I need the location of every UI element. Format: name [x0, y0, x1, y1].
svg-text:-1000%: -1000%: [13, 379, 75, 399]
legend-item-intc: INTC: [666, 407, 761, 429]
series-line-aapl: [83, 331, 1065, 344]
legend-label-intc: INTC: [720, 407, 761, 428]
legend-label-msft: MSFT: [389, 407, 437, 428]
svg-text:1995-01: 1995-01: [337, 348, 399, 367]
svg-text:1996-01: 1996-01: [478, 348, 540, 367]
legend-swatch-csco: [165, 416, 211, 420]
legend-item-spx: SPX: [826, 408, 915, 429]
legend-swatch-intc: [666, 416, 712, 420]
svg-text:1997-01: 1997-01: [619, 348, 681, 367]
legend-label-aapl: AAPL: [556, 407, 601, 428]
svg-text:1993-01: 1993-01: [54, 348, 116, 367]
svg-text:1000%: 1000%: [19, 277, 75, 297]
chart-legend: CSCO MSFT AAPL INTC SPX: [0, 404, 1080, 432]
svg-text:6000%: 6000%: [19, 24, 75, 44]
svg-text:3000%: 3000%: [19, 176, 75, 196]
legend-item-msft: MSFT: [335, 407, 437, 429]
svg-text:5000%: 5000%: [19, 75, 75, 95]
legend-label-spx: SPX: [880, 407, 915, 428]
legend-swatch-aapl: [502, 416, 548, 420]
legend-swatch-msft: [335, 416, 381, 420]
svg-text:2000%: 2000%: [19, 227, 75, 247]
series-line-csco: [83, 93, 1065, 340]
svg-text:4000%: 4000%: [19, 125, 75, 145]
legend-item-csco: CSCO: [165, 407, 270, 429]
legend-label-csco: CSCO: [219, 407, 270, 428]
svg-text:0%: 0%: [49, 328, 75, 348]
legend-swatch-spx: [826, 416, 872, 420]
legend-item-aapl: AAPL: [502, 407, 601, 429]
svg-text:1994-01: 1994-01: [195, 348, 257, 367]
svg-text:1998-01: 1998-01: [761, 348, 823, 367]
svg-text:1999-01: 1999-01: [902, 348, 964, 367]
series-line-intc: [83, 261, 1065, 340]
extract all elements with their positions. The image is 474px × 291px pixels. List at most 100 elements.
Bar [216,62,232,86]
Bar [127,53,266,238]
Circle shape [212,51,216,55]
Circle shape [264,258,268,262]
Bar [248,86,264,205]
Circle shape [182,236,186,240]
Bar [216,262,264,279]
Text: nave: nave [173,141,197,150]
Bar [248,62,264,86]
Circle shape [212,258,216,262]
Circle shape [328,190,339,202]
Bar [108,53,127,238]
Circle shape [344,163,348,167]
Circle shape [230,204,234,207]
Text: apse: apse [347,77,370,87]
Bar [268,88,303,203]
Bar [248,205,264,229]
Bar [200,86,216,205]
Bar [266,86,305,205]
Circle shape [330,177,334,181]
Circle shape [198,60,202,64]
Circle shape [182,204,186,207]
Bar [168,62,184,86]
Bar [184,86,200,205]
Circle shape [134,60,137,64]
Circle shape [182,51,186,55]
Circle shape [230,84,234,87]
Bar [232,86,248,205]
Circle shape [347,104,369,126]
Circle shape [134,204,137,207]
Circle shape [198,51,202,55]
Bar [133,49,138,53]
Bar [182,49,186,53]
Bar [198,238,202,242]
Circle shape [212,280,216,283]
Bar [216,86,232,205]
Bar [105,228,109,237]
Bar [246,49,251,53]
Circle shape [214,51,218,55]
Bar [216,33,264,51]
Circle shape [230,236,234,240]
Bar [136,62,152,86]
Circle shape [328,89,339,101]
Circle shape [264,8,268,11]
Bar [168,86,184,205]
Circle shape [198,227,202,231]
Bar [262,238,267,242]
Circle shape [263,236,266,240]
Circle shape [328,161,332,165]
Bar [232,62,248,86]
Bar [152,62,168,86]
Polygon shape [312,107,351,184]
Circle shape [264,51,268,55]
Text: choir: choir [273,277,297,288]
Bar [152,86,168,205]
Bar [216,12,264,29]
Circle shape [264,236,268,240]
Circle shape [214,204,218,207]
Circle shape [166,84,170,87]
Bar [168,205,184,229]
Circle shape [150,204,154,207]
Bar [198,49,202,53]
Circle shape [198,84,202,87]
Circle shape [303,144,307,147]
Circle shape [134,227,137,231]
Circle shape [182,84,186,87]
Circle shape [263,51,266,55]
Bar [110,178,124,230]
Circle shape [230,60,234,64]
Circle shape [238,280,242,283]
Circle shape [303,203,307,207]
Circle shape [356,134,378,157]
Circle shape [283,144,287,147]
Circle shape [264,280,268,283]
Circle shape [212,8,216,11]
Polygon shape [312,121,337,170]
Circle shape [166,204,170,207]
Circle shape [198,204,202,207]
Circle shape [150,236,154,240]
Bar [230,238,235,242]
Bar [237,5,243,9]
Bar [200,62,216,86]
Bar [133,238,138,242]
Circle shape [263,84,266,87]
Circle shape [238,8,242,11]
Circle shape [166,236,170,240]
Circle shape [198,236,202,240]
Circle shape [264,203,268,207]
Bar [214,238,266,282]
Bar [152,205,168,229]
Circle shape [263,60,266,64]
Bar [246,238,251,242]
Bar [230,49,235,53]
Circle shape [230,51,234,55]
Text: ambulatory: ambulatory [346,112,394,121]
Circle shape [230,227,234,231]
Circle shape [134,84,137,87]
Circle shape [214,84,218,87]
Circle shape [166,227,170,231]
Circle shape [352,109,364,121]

■ WHAT NEEDS TO BE DONE
Copy every one of the lines above word for word, changing nothing.

■ WRITTEN RESPONSE
I need the location of every UI element. Format: name [x0, y0, x1, y1].
svg-text:-1000%: -1000%: [13, 379, 75, 399]
legend-item-intc: INTC: [666, 407, 761, 429]
series-line-aapl: [83, 331, 1065, 344]
legend-label-intc: INTC: [720, 407, 761, 428]
legend-label-msft: MSFT: [389, 407, 437, 428]
svg-text:1995-01: 1995-01: [337, 348, 399, 367]
svg-text:1996-01: 1996-01: [478, 348, 540, 367]
legend-swatch-csco: [165, 416, 211, 420]
legend-item-spx: SPX: [826, 408, 915, 429]
legend-swatch-intc: [666, 416, 712, 420]
svg-text:1997-01: 1997-01: [619, 348, 681, 367]
legend-label-aapl: AAPL: [556, 407, 601, 428]
svg-text:1993-01: 1993-01: [54, 348, 116, 367]
svg-text:1000%: 1000%: [19, 277, 75, 297]
chart-legend: CSCO MSFT AAPL INTC SPX: [0, 404, 1080, 432]
svg-text:6000%: 6000%: [19, 24, 75, 44]
svg-text:3000%: 3000%: [19, 176, 75, 196]
legend-item-msft: MSFT: [335, 407, 437, 429]
svg-text:5000%: 5000%: [19, 75, 75, 95]
legend-label-spx: SPX: [880, 407, 915, 428]
legend-swatch-aapl: [502, 416, 548, 420]
legend-swatch-msft: [335, 416, 381, 420]
svg-text:2000%: 2000%: [19, 227, 75, 247]
series-line-csco: [83, 93, 1065, 340]
svg-text:4000%: 4000%: [19, 125, 75, 145]
legend-item-csco: CSCO: [165, 407, 270, 429]
legend-label-csco: CSCO: [219, 407, 270, 428]
svg-text:0%: 0%: [49, 328, 75, 348]
legend-swatch-spx: [826, 416, 872, 420]
legend-item-aapl: AAPL: [502, 407, 601, 429]
svg-text:1994-01: 1994-01: [195, 348, 257, 367]
svg-text:1998-01: 1998-01: [761, 348, 823, 367]
svg-text:1999-01: 1999-01: [902, 348, 964, 367]
series-line-intc: [83, 261, 1065, 340]
extract all elements with their positions. The image is 474px × 291px pixels. List at most 100 elements.
Bar [216,62,232,86]
Bar [127,53,266,238]
Circle shape [212,51,216,55]
Circle shape [264,258,268,262]
Bar [248,86,264,205]
Circle shape [182,236,186,240]
Bar [216,262,264,279]
Text: nave: nave [173,141,197,150]
Bar [248,62,264,86]
Circle shape [212,258,216,262]
Circle shape [328,190,339,202]
Bar [108,53,127,238]
Circle shape [344,163,348,167]
Circle shape [230,204,234,207]
Text: apse: apse [347,77,370,87]
Bar [268,88,303,203]
Bar [248,205,264,229]
Bar [200,86,216,205]
Bar [266,86,305,205]
Circle shape [330,177,334,181]
Circle shape [198,60,202,64]
Circle shape [182,204,186,207]
Bar [168,62,184,86]
Bar [184,86,200,205]
Circle shape [134,60,137,64]
Circle shape [182,51,186,55]
Circle shape [230,84,234,87]
Bar [232,86,248,205]
Circle shape [347,104,369,126]
Circle shape [134,204,137,207]
Circle shape [198,51,202,55]
Bar [133,49,138,53]
Bar [182,49,186,53]
Bar [198,238,202,242]
Circle shape [212,280,216,283]
Bar [216,86,232,205]
Bar [105,228,109,237]
Bar [246,49,251,53]
Circle shape [214,51,218,55]
Bar [216,33,264,51]
Circle shape [230,236,234,240]
Bar [136,62,152,86]
Circle shape [328,89,339,101]
Circle shape [264,8,268,11]
Bar [168,86,184,205]
Circle shape [198,227,202,231]
Bar [262,238,267,242]
Circle shape [263,236,266,240]
Circle shape [328,161,332,165]
Bar [232,62,248,86]
Bar [152,62,168,86]
Polygon shape [312,107,351,184]
Circle shape [264,51,268,55]
Text: choir: choir [273,277,297,288]
Bar [152,86,168,205]
Bar [216,12,264,29]
Circle shape [264,236,268,240]
Circle shape [214,204,218,207]
Circle shape [166,84,170,87]
Bar [168,205,184,229]
Circle shape [150,204,154,207]
Bar [198,49,202,53]
Circle shape [198,84,202,87]
Circle shape [303,144,307,147]
Circle shape [134,227,137,231]
Circle shape [182,84,186,87]
Circle shape [263,51,266,55]
Bar [110,178,124,230]
Circle shape [230,60,234,64]
Circle shape [238,280,242,283]
Circle shape [303,203,307,207]
Circle shape [356,134,378,157]
Circle shape [283,144,287,147]
Circle shape [264,280,268,283]
Circle shape [212,8,216,11]
Polygon shape [312,121,337,170]
Circle shape [166,204,170,207]
Circle shape [198,204,202,207]
Circle shape [150,236,154,240]
Bar [230,238,235,242]
Bar [237,5,243,9]
Bar [200,62,216,86]
Bar [133,238,138,242]
Circle shape [263,84,266,87]
Circle shape [238,8,242,11]
Circle shape [166,236,170,240]
Circle shape [198,236,202,240]
Circle shape [264,203,268,207]
Bar [214,238,266,282]
Bar [152,205,168,229]
Circle shape [263,60,266,64]
Bar [246,238,251,242]
Bar [230,49,235,53]
Circle shape [230,51,234,55]
Text: ambulatory: ambulatory [346,112,394,121]
Circle shape [230,227,234,231]
Circle shape [134,84,137,87]
Circle shape [214,84,218,87]
Circle shape [166,227,170,231]
Circle shape [352,109,364,121]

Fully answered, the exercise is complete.